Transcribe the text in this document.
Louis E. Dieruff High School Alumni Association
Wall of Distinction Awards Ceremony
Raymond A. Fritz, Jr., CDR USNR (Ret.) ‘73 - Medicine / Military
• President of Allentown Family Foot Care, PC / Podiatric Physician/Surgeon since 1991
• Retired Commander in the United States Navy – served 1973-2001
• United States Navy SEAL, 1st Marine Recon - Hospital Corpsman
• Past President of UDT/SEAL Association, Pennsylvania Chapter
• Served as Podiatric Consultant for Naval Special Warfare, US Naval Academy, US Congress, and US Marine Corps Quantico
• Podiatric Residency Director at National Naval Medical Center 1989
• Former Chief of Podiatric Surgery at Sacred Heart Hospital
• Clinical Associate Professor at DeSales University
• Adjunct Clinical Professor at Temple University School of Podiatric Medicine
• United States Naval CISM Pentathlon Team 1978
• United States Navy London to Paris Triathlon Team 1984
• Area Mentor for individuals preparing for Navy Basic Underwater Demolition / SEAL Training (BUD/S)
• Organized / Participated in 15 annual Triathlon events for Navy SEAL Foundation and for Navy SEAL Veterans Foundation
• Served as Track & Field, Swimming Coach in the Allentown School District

------------------------------------------------------------

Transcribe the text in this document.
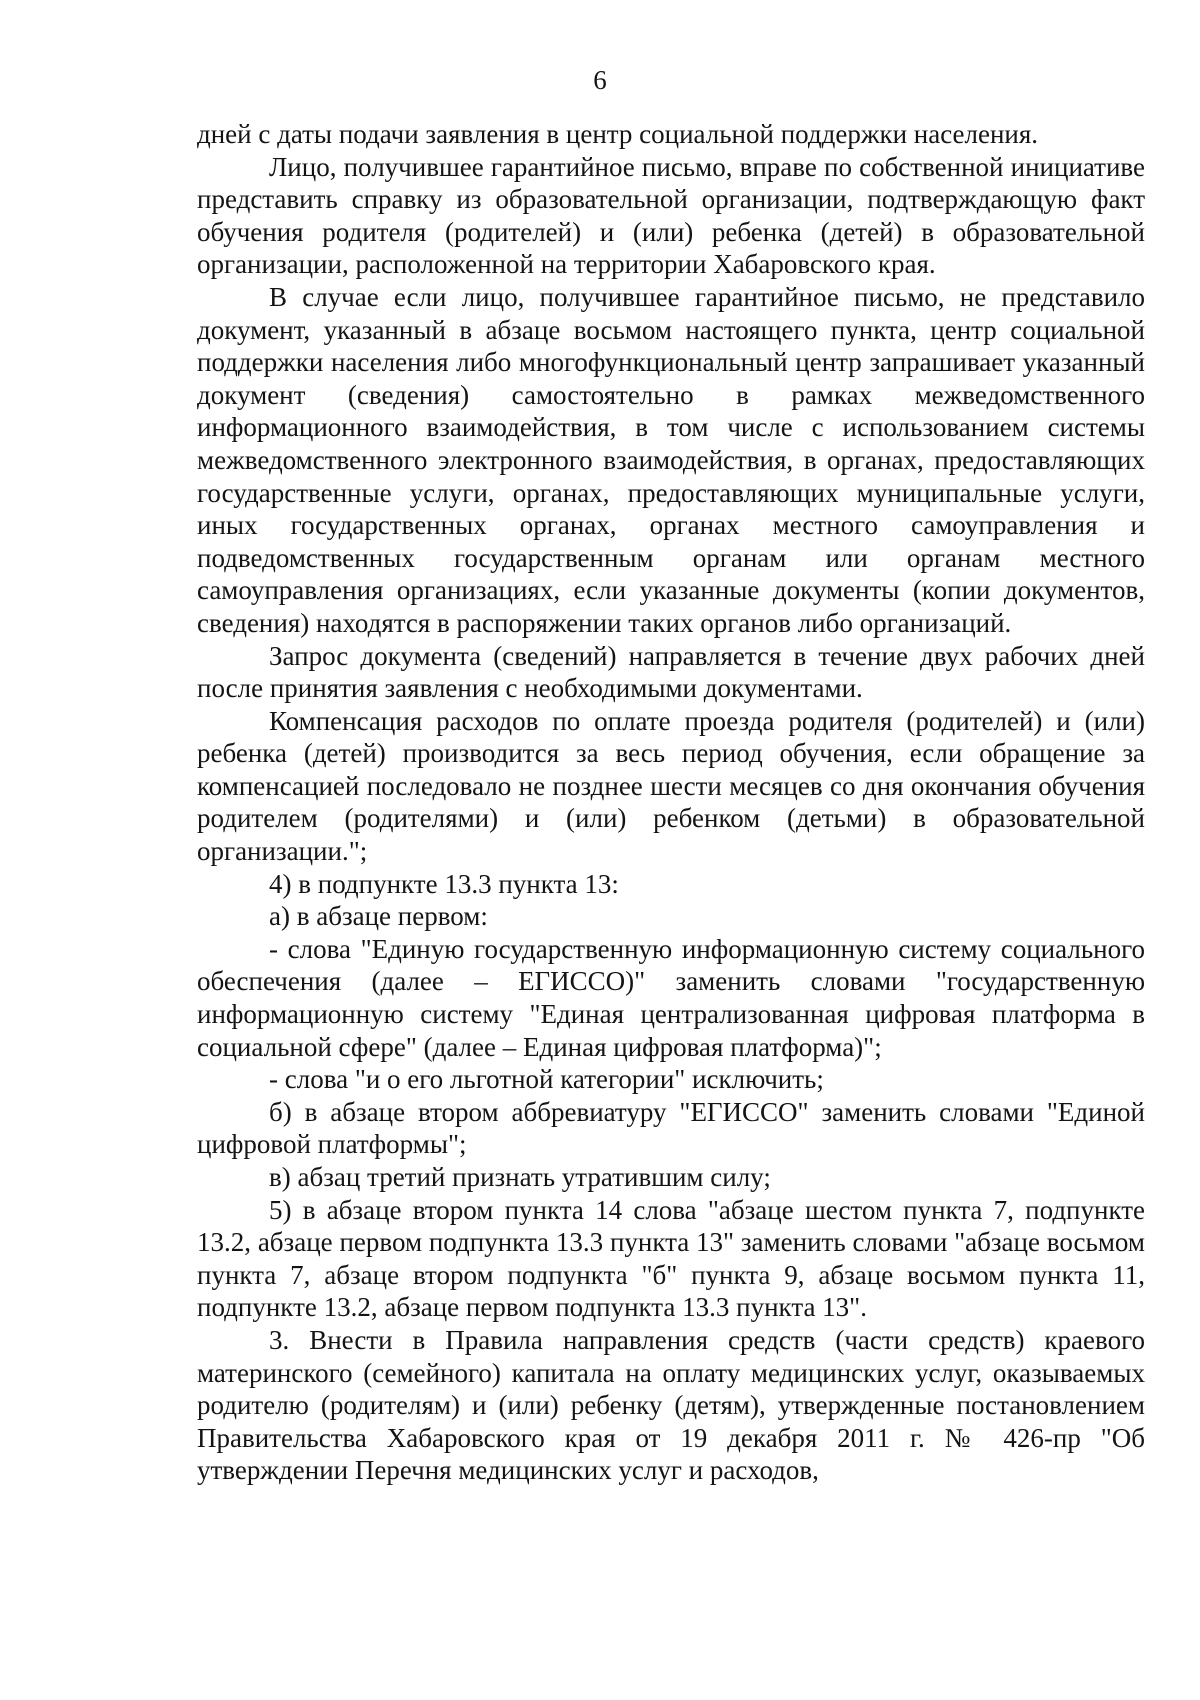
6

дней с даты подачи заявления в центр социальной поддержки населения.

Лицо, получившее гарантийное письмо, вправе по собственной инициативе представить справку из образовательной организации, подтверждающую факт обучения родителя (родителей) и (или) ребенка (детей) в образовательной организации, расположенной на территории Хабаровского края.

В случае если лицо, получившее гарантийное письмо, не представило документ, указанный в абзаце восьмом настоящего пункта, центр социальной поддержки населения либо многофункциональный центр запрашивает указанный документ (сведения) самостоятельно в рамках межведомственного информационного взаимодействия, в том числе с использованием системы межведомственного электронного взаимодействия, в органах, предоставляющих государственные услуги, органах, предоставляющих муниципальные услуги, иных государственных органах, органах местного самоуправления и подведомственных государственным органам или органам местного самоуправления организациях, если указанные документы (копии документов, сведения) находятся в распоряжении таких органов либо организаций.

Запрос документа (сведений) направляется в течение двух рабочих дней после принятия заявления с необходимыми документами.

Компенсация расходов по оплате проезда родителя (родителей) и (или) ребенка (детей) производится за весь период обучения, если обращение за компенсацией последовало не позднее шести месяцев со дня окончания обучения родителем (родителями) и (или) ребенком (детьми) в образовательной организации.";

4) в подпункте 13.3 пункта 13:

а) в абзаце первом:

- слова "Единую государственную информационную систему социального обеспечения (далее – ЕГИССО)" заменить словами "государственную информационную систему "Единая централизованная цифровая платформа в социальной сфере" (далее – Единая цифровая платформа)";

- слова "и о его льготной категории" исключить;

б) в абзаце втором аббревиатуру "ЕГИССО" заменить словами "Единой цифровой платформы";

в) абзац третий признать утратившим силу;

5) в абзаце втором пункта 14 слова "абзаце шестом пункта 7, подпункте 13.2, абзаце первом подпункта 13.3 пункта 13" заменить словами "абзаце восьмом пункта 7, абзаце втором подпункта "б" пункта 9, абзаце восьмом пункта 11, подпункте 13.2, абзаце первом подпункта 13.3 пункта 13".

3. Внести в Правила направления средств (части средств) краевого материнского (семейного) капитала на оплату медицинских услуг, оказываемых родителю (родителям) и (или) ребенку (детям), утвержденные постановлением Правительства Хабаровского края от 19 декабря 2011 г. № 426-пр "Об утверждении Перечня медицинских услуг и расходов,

------------------------------------------------------------

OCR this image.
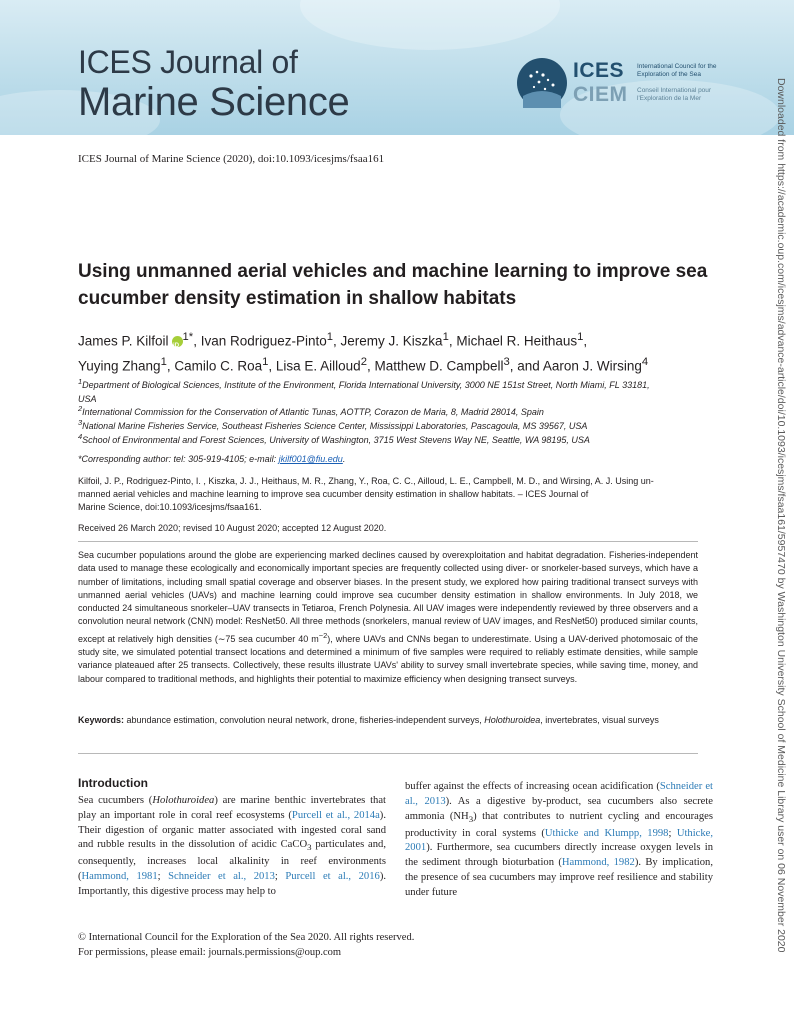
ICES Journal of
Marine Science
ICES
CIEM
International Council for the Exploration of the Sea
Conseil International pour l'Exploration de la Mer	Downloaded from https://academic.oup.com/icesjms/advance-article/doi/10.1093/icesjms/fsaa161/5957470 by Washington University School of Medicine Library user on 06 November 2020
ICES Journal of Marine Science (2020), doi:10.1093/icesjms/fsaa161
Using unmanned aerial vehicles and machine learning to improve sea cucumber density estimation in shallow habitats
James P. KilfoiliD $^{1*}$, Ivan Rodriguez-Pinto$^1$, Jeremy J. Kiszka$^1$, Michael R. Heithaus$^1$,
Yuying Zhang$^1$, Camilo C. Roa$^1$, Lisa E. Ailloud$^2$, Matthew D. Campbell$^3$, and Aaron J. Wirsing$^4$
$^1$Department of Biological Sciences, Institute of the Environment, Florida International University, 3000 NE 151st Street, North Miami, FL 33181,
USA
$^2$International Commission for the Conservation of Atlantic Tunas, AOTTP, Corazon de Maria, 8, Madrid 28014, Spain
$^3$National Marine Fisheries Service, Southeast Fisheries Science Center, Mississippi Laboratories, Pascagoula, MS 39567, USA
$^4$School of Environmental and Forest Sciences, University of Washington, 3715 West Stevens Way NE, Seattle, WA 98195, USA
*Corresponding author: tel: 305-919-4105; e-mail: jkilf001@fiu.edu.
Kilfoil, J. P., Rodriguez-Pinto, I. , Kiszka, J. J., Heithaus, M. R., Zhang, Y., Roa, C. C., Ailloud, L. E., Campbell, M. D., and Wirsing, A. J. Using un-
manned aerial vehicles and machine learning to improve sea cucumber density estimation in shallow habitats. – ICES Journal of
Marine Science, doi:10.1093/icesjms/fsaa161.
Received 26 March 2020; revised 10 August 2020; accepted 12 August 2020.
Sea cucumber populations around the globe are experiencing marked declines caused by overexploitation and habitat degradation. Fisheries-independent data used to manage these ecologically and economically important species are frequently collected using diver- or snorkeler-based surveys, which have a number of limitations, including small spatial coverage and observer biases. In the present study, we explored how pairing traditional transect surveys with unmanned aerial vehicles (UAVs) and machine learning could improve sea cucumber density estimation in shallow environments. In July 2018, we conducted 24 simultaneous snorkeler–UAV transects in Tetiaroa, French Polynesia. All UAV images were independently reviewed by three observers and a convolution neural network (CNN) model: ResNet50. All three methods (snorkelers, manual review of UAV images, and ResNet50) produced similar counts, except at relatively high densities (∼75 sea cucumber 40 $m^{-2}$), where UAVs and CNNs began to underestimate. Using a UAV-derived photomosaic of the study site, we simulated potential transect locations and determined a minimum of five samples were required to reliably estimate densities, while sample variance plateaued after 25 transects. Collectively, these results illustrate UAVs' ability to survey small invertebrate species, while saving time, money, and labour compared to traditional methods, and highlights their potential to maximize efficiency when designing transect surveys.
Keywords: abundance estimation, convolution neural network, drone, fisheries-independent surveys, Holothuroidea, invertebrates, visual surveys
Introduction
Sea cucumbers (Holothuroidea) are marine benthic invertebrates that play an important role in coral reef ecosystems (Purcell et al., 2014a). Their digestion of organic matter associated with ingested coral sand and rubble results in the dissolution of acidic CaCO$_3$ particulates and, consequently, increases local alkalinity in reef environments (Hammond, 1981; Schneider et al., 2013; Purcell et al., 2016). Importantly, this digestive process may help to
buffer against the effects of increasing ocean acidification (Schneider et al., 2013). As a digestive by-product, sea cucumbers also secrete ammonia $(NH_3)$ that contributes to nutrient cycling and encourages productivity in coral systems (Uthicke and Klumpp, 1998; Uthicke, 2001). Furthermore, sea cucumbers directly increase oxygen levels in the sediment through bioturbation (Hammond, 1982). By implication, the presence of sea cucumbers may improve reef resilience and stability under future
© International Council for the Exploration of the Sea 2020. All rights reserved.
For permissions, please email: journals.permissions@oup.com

------------------------------------------------------------

### Written request
Using the records above, copy every line that has the word "Triathlon" in it.

### Task response
• United States Navy London to Paris Triathlon Team 1984
• Organized / Participated in 15 annual Triathlon events for Navy SEAL Foundation and for Navy SEAL Veterans Foundation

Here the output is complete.